Problem -
Can you reproduce the data beneath, keeping every line exact?

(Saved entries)
# # #
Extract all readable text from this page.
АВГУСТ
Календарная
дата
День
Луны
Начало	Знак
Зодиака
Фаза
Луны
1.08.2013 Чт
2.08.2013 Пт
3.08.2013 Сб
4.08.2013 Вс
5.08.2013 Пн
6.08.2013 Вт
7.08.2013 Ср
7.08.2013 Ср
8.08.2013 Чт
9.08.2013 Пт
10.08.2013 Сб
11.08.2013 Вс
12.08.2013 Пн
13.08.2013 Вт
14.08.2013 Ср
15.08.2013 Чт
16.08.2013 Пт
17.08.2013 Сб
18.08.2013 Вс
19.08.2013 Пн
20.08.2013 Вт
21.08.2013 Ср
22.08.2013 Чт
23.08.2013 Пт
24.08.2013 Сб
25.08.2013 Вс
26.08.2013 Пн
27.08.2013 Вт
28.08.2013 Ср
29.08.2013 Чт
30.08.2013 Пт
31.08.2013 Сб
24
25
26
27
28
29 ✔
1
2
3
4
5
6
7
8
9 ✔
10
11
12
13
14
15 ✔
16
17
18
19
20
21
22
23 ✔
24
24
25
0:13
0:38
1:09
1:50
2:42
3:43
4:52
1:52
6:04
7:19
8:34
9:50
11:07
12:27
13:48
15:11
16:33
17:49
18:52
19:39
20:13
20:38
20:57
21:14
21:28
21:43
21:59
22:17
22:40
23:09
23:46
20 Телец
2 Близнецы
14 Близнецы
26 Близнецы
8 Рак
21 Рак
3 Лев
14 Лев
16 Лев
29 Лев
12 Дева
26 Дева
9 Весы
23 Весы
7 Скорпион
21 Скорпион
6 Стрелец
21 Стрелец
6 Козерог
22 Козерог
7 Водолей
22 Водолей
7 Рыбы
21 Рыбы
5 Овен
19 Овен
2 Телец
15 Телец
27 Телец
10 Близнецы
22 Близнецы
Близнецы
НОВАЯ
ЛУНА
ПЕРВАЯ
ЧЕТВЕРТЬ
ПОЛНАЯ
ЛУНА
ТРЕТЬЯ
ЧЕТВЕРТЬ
# # #
Result of this task -
Extract all readable text from this page.
АВГУСТ
Календарная
дата
День
Луны
Начало	Знак
Зодиака
Фаза
Луны
1.08.2013 Чт
2.08.2013 Пт
3.08.2013 Сб
4.08.2013 Вс
5.08.2013 Пн
6.08.2013 Вт
7.08.2013 Ср
7.08.2013 Ср
8.08.2013 Чт
9.08.2013 Пт
10.08.2013 Сб
11.08.2013 Вс
12.08.2013 Пн
13.08.2013 Вт
14.08.2013 Ср
15.08.2013 Чт
16.08.2013 Пт
17.08.2013 Сб
18.08.2013 Вс
19.08.2013 Пн
20.08.2013 Вт
21.08.2013 Ср
22.08.2013 Чт
23.08.2013 Пт
24.08.2013 Сб
25.08.2013 Вс
26.08.2013 Пн
27.08.2013 Вт
28.08.2013 Ср
29.08.2013 Чт
30.08.2013 Пт
31.08.2013 Сб
24
25
26
27
28
29 ✔
1
2
3
4
5
6
7
8
9 ✔
10
11
12
13
14
15 ✔
16
17
18
19
20
21
22
23 ✔
24
24
25
0:13
0:38
1:09
1:50
2:42
3:43
4:52
1:52
6:04
7:19
8:34
9:50
11:07
12:27
13:48
15:11
16:33
17:49
18:52
19:39
20:13
20:38
20:57
21:14
21:28
21:43
21:59
22:17
22:40
23:09
23:46
20 Телец
2 Близнецы
14 Близнецы
26 Близнецы
8 Рак
21 Рак
3 Лев
14 Лев
16 Лев
29 Лев
12 Дева
26 Дева
9 Весы
23 Весы
7 Скорпион
21 Скорпион
6 Стрелец
21 Стрелец
6 Козерог
22 Козерог
7 Водолей
22 Водолей
7 Рыбы
21 Рыбы
5 Овен
19 Овен
2 Телец
15 Телец
27 Телец
10 Близнецы
22 Близнецы
Близнецы
НОВАЯ
ЛУНА
ПЕРВАЯ
ЧЕТВЕРТЬ
ПОЛНАЯ
ЛУНА
ТРЕТЬЯ
ЧЕТВЕРТЬ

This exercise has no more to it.